▼

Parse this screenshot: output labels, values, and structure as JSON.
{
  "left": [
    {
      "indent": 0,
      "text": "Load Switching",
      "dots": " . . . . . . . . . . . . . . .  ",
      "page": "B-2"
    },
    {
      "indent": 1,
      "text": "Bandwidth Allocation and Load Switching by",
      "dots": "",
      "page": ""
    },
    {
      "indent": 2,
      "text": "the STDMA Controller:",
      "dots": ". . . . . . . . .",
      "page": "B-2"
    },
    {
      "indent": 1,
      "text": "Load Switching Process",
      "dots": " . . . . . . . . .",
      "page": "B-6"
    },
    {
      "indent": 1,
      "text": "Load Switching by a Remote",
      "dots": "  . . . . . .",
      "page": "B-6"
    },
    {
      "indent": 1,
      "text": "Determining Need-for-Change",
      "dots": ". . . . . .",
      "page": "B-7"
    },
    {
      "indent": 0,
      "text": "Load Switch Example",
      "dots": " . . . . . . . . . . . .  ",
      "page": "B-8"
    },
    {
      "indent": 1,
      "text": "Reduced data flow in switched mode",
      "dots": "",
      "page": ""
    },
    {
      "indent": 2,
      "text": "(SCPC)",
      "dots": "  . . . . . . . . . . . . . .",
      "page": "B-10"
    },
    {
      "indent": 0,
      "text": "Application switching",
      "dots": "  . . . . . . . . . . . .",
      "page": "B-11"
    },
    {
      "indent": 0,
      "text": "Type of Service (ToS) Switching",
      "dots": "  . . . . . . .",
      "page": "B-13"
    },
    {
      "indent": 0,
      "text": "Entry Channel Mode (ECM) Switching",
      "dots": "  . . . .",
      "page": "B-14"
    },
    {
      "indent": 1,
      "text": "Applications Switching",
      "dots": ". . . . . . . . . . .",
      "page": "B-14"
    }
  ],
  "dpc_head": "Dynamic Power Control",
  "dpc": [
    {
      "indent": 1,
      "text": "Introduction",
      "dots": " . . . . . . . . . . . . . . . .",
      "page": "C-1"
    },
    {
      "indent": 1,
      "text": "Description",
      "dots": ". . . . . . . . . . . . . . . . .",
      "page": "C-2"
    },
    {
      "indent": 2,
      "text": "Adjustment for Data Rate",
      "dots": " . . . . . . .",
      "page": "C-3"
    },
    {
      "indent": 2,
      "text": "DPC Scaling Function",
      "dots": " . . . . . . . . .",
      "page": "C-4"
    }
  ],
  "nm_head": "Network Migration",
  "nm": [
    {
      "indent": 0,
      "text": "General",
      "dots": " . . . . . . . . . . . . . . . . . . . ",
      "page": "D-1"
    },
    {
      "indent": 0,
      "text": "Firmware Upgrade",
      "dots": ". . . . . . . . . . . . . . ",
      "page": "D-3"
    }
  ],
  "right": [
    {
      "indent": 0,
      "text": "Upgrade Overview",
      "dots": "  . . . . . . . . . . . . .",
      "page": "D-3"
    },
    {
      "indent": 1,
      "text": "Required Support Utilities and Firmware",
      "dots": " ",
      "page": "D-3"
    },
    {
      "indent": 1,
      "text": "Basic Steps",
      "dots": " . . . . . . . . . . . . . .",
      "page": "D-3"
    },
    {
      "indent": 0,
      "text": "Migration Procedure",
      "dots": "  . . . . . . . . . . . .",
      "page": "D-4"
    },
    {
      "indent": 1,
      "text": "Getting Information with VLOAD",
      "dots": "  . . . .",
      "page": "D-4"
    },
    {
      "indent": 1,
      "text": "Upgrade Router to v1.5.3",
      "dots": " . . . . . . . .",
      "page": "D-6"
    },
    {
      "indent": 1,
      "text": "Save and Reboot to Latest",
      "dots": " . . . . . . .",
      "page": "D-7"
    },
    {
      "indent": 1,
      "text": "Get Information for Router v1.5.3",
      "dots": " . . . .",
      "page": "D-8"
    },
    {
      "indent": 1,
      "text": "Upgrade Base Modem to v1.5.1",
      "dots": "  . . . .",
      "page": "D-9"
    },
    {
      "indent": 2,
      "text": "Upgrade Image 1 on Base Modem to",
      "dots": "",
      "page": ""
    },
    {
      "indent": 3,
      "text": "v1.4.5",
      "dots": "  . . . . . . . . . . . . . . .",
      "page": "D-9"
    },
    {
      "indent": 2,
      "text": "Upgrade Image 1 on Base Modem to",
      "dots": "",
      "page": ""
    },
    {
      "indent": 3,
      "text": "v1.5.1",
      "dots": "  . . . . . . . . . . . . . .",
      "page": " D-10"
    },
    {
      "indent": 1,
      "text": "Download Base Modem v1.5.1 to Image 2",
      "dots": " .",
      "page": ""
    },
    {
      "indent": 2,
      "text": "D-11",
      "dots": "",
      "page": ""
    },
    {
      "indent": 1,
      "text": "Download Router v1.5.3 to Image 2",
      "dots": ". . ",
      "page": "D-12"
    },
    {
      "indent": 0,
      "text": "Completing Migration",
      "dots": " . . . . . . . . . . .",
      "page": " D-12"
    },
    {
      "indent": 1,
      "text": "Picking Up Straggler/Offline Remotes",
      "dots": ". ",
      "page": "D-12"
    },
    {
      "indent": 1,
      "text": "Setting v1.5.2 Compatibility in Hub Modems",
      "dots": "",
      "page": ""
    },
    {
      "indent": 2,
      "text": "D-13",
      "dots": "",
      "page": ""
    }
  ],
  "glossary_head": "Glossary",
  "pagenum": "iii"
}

▲
▼

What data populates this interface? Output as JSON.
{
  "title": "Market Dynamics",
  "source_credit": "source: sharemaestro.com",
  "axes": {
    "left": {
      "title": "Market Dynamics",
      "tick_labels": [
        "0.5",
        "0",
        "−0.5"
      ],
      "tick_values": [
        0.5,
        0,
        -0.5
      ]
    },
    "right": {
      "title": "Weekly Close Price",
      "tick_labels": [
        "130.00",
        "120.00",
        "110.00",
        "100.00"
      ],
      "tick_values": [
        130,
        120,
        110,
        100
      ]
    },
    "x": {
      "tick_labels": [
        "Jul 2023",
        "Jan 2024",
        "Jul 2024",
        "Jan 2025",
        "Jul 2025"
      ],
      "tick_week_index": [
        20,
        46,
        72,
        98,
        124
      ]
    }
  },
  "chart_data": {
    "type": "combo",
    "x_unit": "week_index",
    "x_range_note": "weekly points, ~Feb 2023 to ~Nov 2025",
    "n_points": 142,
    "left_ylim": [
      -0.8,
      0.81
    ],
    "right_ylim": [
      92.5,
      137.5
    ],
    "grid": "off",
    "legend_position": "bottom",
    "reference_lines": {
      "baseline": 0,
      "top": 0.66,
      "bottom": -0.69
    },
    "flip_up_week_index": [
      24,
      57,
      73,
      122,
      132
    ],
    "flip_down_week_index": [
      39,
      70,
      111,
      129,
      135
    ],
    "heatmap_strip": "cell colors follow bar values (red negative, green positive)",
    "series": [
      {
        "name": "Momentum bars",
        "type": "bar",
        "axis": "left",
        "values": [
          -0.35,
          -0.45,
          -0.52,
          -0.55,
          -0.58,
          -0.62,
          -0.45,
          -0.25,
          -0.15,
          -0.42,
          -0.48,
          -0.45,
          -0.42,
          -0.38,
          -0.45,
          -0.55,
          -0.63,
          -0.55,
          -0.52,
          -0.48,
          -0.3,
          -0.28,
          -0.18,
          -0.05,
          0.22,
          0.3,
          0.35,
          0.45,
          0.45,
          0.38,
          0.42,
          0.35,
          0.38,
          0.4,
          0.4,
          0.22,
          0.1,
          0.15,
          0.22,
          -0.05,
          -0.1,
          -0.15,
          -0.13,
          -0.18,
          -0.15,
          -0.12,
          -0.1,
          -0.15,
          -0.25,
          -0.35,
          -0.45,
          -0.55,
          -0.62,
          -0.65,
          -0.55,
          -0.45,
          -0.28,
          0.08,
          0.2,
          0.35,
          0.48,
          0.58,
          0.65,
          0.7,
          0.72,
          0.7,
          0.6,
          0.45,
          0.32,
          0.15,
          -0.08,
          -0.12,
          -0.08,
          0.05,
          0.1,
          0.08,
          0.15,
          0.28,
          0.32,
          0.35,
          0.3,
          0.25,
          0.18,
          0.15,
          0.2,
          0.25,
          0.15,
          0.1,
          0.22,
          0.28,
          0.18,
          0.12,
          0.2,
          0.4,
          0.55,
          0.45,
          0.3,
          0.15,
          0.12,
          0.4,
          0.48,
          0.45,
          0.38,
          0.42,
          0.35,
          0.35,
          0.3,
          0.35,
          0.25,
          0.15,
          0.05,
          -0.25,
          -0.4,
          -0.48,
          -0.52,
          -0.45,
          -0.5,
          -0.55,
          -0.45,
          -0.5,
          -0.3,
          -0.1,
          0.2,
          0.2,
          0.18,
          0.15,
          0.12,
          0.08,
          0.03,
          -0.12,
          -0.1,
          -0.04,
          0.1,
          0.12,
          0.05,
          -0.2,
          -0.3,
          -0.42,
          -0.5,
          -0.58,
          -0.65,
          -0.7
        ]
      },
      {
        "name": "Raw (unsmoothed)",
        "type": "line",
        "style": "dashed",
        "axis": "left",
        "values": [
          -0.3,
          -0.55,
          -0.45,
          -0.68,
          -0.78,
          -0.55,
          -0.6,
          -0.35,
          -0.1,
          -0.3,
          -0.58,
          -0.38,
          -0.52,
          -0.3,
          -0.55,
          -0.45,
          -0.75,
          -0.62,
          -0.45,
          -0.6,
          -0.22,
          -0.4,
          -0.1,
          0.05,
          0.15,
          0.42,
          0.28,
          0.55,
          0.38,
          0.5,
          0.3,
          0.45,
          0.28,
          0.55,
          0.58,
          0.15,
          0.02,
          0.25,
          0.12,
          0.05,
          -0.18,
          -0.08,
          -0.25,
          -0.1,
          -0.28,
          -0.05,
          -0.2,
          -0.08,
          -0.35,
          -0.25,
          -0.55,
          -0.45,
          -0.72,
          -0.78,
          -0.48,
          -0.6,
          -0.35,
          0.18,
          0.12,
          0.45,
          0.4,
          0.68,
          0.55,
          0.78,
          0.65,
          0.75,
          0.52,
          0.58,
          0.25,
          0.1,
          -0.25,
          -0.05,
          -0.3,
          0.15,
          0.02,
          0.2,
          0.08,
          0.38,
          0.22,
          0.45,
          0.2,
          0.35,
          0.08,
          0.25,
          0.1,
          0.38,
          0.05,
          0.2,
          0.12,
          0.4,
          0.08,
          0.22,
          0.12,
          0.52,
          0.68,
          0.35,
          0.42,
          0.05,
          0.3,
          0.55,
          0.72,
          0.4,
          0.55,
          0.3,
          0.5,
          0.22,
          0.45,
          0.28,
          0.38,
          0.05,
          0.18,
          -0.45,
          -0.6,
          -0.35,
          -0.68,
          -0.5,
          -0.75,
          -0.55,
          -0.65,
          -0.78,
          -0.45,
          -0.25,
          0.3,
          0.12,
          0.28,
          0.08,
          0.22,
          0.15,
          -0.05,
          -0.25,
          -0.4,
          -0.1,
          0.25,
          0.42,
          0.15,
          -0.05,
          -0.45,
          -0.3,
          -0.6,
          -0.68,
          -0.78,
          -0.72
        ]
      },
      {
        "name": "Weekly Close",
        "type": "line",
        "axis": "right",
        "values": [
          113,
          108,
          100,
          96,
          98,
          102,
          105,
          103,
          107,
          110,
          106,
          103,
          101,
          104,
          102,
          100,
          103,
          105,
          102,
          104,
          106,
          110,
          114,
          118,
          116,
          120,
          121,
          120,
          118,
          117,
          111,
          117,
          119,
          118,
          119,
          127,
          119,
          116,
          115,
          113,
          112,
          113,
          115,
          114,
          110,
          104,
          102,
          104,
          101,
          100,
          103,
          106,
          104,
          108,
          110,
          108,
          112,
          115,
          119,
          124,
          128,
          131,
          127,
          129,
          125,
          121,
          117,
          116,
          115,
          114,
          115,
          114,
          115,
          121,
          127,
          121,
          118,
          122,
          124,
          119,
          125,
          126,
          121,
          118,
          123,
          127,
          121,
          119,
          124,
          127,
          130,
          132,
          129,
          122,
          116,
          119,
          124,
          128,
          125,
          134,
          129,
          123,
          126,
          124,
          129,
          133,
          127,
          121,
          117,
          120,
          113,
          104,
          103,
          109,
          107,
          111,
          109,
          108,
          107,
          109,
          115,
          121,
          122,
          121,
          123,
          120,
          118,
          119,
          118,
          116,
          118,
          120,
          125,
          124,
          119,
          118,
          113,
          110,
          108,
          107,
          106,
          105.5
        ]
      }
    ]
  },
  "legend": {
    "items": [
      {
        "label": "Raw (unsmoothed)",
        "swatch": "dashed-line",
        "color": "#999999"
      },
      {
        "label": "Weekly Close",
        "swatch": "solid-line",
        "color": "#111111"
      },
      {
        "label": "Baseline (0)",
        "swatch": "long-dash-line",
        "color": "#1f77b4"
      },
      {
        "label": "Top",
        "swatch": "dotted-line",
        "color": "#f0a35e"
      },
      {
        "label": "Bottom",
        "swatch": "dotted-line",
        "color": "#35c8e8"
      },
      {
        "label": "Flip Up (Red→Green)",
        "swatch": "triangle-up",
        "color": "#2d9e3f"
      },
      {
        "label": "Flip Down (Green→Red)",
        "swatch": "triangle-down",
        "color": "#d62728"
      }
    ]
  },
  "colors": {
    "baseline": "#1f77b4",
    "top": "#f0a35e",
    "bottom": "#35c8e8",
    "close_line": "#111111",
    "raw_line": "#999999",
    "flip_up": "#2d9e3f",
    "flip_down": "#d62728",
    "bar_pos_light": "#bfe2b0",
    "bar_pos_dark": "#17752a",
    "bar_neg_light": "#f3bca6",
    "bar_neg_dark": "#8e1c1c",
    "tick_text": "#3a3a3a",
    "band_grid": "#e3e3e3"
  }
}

▲

Identify the lines in the entries that hold "Firmware" and return each one.

**Output for this exercise:**
      "text": "Firmware Upgrade",
      "text": "Required Support Utilities and Firmware",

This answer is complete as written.